Do this:
What follows are records. Restate all of them word for word.

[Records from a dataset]
◇ ◇ ◇ ◇ ◇

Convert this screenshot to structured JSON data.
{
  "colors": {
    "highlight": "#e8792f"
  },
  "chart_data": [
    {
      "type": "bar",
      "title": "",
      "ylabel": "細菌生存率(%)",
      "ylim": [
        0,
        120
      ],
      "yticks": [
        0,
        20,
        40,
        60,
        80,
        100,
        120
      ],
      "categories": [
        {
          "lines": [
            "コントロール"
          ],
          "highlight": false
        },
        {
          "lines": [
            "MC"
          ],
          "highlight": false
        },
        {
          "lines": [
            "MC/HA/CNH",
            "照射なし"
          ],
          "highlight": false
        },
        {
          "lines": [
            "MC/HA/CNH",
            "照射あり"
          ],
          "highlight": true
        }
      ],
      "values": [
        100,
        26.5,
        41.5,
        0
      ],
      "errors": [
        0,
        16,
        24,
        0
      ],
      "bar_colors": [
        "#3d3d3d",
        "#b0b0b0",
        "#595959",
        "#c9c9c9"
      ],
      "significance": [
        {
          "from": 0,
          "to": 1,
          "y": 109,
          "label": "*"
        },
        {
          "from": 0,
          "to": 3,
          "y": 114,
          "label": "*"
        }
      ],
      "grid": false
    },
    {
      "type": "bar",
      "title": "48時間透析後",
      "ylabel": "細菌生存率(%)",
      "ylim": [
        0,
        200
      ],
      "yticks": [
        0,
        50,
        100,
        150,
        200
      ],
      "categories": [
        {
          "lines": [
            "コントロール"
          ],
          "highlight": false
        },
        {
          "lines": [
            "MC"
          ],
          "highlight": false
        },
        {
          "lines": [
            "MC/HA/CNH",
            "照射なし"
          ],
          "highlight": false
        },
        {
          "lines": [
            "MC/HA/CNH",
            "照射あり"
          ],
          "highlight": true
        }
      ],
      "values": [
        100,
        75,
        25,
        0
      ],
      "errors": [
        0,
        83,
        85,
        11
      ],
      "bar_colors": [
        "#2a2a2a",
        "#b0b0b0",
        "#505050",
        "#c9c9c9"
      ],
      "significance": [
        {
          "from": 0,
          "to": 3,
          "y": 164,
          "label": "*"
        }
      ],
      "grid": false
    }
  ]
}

◇ ◇ ◇ ◇ ◇

The result:
Convert this screenshot to structured JSON data.
{
  "colors": {
    "highlight": "#e8792f"
  },
  "chart_data": [
    {
      "type": "bar",
      "title": "",
      "ylabel": "細菌生存率(%)",
      "ylim": [
        0,
        120
      ],
      "yticks": [
        0,
        20,
        40,
        60,
        80,
        100,
        120
      ],
      "categories": [
        {
          "lines": [
            "コントロール"
          ],
          "highlight": false
        },
        {
          "lines": [
            "MC"
          ],
          "highlight": false
        },
        {
          "lines": [
            "MC/HA/CNH",
            "照射なし"
          ],
          "highlight": false
        },
        {
          "lines": [
            "MC/HA/CNH",
            "照射あり"
          ],
          "highlight": true
        }
      ],
      "values": [
        100,
        26.5,
        41.5,
        0
      ],
      "errors": [
        0,
        16,
        24,
        0
      ],
      "bar_colors": [
        "#3d3d3d",
        "#b0b0b0",
        "#595959",
        "#c9c9c9"
      ],
      "significance": [
        {
          "from": 0,
          "to": 1,
          "y": 109,
          "label": "*"
        },
        {
          "from": 0,
          "to": 3,
          "y": 114,
          "label": "*"
        }
      ],
      "grid": false
    },
    {
      "type": "bar",
      "title": "48時間透析後",
      "ylabel": "細菌生存率(%)",
      "ylim": [
        0,
        200
      ],
      "yticks": [
        0,
        50,
        100,
        150,
        200
      ],
      "categories": [
        {
          "lines": [
            "コントロール"
          ],
          "highlight": false
        },
        {
          "lines": [
            "MC"
          ],
          "highlight": false
        },
        {
          "lines": [
            "MC/HA/CNH",
            "照射なし"
          ],
          "highlight": false
        },
        {
          "lines": [
            "MC/HA/CNH",
            "照射あり"
          ],
          "highlight": true
        }
      ],
      "values": [
        100,
        75,
        25,
        0
      ],
      "errors": [
        0,
        83,
        85,
        11
      ],
      "bar_colors": [
        "#2a2a2a",
        "#b0b0b0",
        "#505050",
        "#c9c9c9"
      ],
      "significance": [
        {
          "from": 0,
          "to": 3,
          "y": 164,
          "label": "*"
        }
      ],
      "grid": false
    }
  ]
}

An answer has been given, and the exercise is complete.